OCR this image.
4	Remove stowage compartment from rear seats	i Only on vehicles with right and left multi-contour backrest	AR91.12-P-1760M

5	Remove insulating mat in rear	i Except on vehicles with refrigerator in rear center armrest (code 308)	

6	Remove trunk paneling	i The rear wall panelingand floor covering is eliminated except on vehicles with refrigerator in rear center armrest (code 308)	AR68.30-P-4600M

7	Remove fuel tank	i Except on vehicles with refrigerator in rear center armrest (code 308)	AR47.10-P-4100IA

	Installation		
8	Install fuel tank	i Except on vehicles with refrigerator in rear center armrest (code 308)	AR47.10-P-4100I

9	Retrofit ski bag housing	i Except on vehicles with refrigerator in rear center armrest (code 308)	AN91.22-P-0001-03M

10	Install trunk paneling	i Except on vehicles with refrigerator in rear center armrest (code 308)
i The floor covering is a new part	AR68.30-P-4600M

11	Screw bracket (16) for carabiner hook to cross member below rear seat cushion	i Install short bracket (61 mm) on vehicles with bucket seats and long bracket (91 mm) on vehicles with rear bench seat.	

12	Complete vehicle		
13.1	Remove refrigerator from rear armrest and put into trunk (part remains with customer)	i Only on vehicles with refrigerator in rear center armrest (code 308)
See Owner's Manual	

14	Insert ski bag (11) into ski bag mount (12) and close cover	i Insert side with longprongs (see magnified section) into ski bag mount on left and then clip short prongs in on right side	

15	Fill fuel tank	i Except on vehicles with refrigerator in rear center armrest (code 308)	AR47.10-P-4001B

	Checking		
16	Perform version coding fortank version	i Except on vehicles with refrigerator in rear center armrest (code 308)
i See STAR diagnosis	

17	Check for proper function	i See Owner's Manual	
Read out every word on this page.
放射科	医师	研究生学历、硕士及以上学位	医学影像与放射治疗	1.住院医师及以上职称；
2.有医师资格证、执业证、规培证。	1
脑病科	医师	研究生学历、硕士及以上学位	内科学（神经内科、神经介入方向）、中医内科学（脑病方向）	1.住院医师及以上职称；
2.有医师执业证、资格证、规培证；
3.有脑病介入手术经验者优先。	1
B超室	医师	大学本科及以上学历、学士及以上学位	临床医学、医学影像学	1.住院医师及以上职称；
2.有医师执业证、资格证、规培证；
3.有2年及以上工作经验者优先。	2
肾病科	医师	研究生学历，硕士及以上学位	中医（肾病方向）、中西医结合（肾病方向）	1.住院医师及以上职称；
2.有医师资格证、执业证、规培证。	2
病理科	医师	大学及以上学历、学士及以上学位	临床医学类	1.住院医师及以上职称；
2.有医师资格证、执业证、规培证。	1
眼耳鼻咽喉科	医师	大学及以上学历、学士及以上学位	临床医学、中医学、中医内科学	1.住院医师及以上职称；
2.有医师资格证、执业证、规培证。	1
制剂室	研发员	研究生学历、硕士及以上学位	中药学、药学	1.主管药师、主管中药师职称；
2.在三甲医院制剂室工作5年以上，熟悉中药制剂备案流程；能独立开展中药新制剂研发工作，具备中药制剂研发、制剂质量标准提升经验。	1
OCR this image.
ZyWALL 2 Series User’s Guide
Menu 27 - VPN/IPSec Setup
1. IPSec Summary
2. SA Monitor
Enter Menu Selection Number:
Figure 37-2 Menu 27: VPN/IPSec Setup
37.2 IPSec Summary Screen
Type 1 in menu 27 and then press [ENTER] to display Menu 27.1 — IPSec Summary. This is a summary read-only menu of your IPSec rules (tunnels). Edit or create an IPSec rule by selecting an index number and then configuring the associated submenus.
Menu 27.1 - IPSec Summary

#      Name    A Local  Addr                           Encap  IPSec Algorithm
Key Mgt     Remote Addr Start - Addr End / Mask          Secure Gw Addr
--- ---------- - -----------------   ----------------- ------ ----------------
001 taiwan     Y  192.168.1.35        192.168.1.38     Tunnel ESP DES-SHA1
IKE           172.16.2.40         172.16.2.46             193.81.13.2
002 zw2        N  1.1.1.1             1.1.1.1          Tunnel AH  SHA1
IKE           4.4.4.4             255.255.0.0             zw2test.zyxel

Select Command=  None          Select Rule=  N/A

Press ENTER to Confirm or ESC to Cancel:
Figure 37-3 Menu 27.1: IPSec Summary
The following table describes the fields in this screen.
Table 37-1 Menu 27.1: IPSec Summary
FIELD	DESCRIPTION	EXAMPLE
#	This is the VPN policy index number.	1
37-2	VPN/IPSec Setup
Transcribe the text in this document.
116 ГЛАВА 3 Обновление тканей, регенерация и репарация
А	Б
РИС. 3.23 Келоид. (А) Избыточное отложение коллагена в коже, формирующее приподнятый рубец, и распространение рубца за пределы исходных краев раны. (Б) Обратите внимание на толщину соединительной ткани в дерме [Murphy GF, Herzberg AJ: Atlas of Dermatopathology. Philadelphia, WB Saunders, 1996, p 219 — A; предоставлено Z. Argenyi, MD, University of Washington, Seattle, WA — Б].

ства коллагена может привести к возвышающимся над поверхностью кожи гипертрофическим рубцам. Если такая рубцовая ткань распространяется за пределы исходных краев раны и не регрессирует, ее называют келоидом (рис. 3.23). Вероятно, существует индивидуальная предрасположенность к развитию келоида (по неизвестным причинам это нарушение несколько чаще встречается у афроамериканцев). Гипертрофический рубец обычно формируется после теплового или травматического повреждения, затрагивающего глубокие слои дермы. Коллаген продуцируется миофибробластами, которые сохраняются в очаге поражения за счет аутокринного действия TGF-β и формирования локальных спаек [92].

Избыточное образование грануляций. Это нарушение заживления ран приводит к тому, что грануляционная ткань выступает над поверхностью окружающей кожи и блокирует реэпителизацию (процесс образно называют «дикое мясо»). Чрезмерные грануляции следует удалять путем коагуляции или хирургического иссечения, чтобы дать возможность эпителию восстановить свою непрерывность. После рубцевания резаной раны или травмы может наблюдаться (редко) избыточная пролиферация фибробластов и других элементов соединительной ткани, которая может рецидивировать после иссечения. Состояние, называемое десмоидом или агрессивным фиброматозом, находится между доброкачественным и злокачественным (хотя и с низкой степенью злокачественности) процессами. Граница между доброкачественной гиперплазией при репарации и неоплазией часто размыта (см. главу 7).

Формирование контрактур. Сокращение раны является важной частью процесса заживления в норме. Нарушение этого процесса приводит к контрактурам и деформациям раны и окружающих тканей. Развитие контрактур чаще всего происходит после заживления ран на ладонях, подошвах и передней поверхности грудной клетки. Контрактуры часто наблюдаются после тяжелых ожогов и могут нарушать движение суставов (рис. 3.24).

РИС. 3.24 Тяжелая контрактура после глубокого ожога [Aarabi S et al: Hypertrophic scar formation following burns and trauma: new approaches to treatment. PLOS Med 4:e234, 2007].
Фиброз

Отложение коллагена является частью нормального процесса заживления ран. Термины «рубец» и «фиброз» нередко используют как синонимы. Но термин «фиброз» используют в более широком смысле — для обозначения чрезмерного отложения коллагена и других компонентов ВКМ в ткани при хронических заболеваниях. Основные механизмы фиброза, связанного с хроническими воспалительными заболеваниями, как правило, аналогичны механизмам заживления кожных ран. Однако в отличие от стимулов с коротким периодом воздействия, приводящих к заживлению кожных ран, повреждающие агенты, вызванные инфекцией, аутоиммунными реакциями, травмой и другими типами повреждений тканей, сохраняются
--*--
- Stated exercise -
Filter lines by "中医内科学" and return each hit.

- Task output -
脑病科	医师	研究生学历、硕士及以上学位	内科学（神经内科、神经介入方向）、中医内科学（脑病方向）	1.住院医师及以上职称；
眼耳鼻咽喉科	医师	大学及以上学历、学士及以上学位	临床医学、中医学、中医内科学	1.住院医师及以上职称；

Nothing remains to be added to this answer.